Where a line of the material contains the string "which", copy that line.
+++
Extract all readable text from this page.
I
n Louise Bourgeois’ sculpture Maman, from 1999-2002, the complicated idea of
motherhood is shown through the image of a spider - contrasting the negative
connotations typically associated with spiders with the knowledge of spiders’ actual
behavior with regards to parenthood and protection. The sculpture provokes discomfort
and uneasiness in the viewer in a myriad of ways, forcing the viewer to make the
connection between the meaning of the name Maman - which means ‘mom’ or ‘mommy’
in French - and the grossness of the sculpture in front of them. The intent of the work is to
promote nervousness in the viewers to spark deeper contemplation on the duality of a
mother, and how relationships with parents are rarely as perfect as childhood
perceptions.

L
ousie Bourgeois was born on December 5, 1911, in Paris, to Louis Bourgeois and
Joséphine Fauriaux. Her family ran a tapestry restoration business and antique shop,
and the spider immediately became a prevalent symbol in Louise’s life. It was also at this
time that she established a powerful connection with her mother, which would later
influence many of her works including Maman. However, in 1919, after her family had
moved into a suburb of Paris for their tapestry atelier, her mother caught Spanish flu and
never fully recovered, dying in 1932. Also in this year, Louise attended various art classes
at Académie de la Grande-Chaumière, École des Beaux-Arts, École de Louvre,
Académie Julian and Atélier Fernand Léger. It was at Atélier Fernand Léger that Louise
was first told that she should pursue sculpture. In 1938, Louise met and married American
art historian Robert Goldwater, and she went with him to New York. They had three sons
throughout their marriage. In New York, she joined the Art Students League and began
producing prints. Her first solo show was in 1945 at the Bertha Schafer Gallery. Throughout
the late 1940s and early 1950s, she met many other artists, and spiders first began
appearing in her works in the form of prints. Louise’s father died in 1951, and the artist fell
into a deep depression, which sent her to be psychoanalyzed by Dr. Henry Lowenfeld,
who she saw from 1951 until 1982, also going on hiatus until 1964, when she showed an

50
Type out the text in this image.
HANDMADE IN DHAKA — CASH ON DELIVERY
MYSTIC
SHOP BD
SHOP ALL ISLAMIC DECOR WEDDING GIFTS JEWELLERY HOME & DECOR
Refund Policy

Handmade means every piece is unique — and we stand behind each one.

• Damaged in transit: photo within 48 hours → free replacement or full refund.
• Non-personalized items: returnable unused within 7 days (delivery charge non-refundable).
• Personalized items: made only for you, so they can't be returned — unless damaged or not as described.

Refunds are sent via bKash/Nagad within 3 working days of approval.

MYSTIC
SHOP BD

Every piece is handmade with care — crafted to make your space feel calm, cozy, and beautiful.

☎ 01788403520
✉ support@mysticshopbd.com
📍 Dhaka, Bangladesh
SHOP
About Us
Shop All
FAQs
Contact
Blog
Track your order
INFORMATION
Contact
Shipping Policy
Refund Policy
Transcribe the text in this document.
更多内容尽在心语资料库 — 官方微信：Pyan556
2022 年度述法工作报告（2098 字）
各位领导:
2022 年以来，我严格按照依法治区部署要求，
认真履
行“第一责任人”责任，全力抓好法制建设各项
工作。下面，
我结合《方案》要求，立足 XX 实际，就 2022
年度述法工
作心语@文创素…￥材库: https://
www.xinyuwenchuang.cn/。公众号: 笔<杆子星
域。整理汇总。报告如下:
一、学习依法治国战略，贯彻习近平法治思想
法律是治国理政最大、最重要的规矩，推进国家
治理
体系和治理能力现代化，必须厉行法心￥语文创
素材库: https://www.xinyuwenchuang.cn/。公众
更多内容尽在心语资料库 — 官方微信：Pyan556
+++
• Worked solution
connection between the meaning of the name Maman - which means ‘mom’ or ‘mommy’
time that she established a powerful connection with her mother, which would later
into a deep depression, which sent her to be psychoanalyzed by Dr. Henry Lowenfeld,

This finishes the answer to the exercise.